= Stored items =

★ ★ ★ ★

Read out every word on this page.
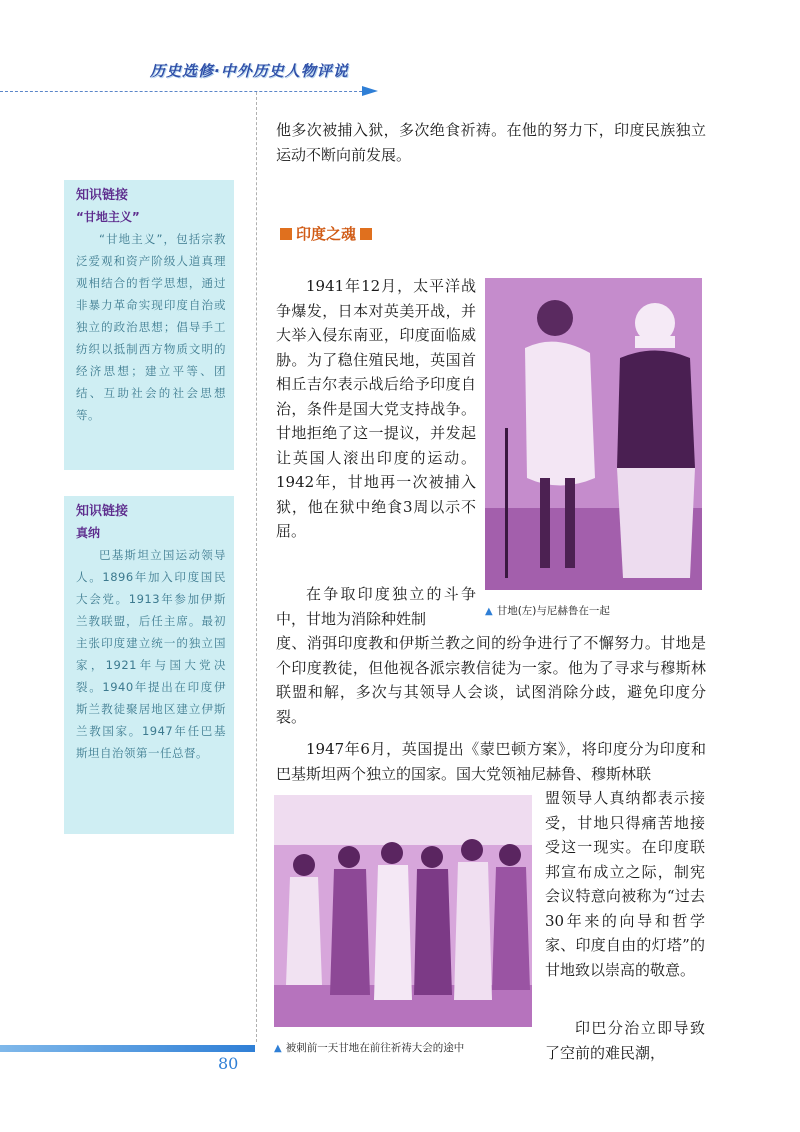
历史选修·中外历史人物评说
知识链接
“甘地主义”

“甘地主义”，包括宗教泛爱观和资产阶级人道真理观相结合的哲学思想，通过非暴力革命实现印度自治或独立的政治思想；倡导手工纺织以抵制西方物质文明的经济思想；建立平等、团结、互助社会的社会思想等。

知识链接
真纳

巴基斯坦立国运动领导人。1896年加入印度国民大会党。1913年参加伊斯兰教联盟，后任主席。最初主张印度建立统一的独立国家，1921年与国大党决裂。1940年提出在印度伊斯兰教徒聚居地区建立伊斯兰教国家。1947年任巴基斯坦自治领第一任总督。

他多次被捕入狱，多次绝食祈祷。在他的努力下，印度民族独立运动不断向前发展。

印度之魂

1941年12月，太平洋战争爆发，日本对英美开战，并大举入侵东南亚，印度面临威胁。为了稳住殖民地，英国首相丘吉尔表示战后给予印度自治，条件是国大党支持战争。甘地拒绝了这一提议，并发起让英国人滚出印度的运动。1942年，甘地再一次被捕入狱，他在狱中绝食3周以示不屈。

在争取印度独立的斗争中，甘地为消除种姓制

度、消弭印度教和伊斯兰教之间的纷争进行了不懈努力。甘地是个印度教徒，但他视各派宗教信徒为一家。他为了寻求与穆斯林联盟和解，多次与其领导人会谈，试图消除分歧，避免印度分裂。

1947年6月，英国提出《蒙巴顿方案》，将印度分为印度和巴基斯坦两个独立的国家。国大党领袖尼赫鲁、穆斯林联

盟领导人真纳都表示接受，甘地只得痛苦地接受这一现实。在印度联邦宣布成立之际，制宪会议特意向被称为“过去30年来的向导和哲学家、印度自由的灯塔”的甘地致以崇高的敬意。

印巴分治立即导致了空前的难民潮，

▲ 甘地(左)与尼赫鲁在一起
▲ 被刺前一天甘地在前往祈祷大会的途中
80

★ ★ ★ ★

= INSTRUCTIONS FOR THE TASK =
Among the lines of the data, identify those with the word "甘地主义". Copy each of them.

= CORRECT OUTPUT =
“甘地主义”
“甘地主义”，包括宗教泛爱观和资产阶级人道真理观相结合的哲学思想，通过非暴力革命实现印度自治或独立的政治思想；倡导手工纺织以抵制西方物质文明的经济思想；建立平等、团结、互助社会的社会思想等。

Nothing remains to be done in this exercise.